### Records for the task ###

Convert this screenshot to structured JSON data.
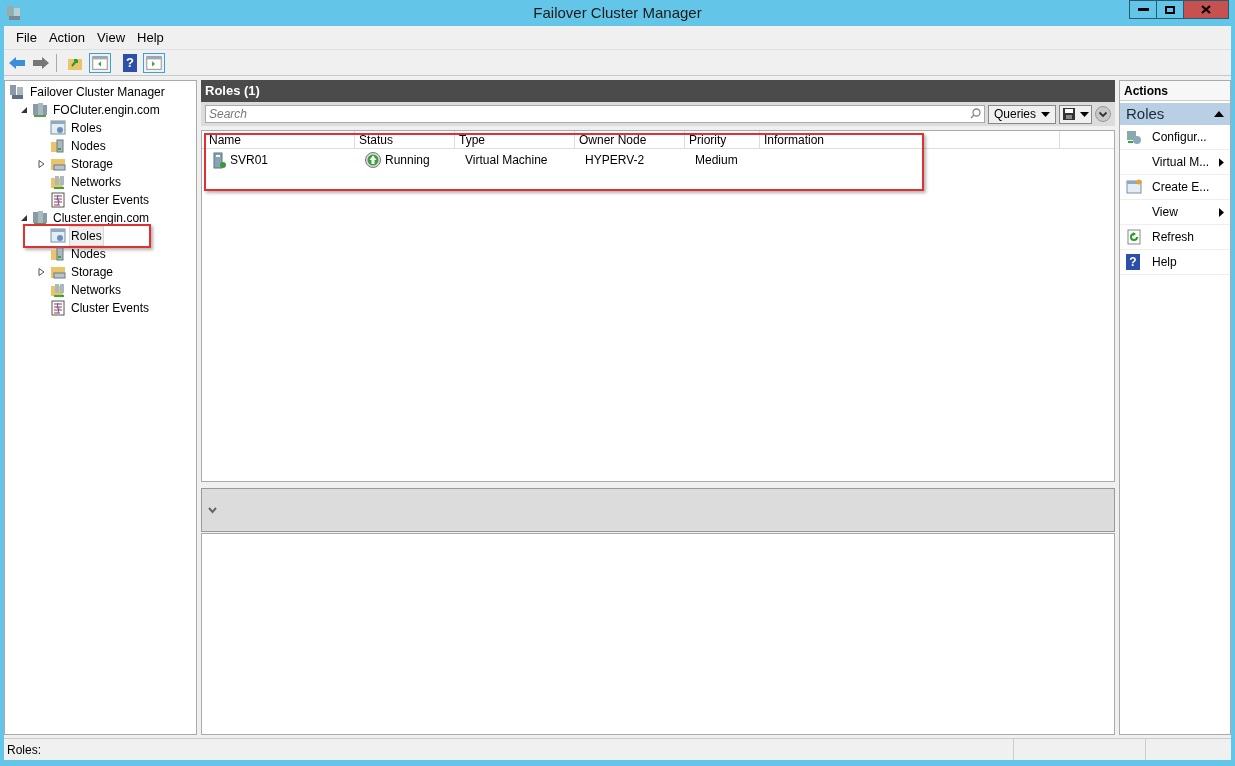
{
  "window": {
    "title": "Failover Cluster Manager"
  },
  "menu": [
    "File",
    "Action",
    "View",
    "Help"
  ],
  "toolbar": {
    "help_glyph": "?"
  },
  "tree": [
    {
      "label": "Failover Cluster Manager",
      "kind": "manager",
      "selected": false,
      "children": [
        {
          "label": "FOCluter.engin.com",
          "kind": "cluster",
          "selected": false,
          "expanded": true,
          "children": [
            {
              "label": "Roles",
              "kind": "roles",
              "selected": false
            },
            {
              "label": "Nodes",
              "kind": "nodes",
              "selected": false
            },
            {
              "label": "Storage",
              "kind": "storage",
              "selected": false,
              "expanded": false
            },
            {
              "label": "Networks",
              "kind": "networks",
              "selected": false
            },
            {
              "label": "Cluster Events",
              "kind": "events",
              "selected": false
            }
          ]
        },
        {
          "label": "Cluster.engin.com",
          "kind": "cluster",
          "selected": false,
          "expanded": true,
          "children": [
            {
              "label": "Roles",
              "kind": "roles",
              "selected": true,
              "annotated": true
            },
            {
              "label": "Nodes",
              "kind": "nodes",
              "selected": false
            },
            {
              "label": "Storage",
              "kind": "storage",
              "selected": false,
              "expanded": false
            },
            {
              "label": "Networks",
              "kind": "networks",
              "selected": false
            },
            {
              "label": "Cluster Events",
              "kind": "events",
              "selected": false
            }
          ]
        }
      ]
    }
  ],
  "center": {
    "title": "Roles (1)",
    "search": {
      "placeholder": "Search"
    },
    "queries_button": "Queries",
    "table": {
      "annotated": true,
      "columns": [
        "Name",
        "Status",
        "Type",
        "Owner Node",
        "Priority",
        "Information"
      ],
      "rows": [
        {
          "cells": [
            "SVR01",
            "Running",
            "Virtual Machine",
            "HYPERV-2",
            "Medium",
            ""
          ]
        }
      ]
    }
  },
  "actions": {
    "title": "Actions",
    "section": "Roles",
    "items": [
      {
        "label": "Configur...",
        "kind": "configure"
      },
      {
        "label": "Virtual M...",
        "kind": "none",
        "submenu": true
      },
      {
        "label": "Create E...",
        "kind": "create"
      },
      {
        "label": "View",
        "kind": "none",
        "submenu": true
      },
      {
        "label": "Refresh",
        "kind": "refresh"
      },
      {
        "label": "Help",
        "kind": "help",
        "glyph": "?"
      }
    ]
  },
  "status_bar": "Roles:"
}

###

In the listing, find each line with the string "title" and copy it.

    "title": "Failover Cluster Manager"
    "title": "Roles (1)",
    "title": "Actions",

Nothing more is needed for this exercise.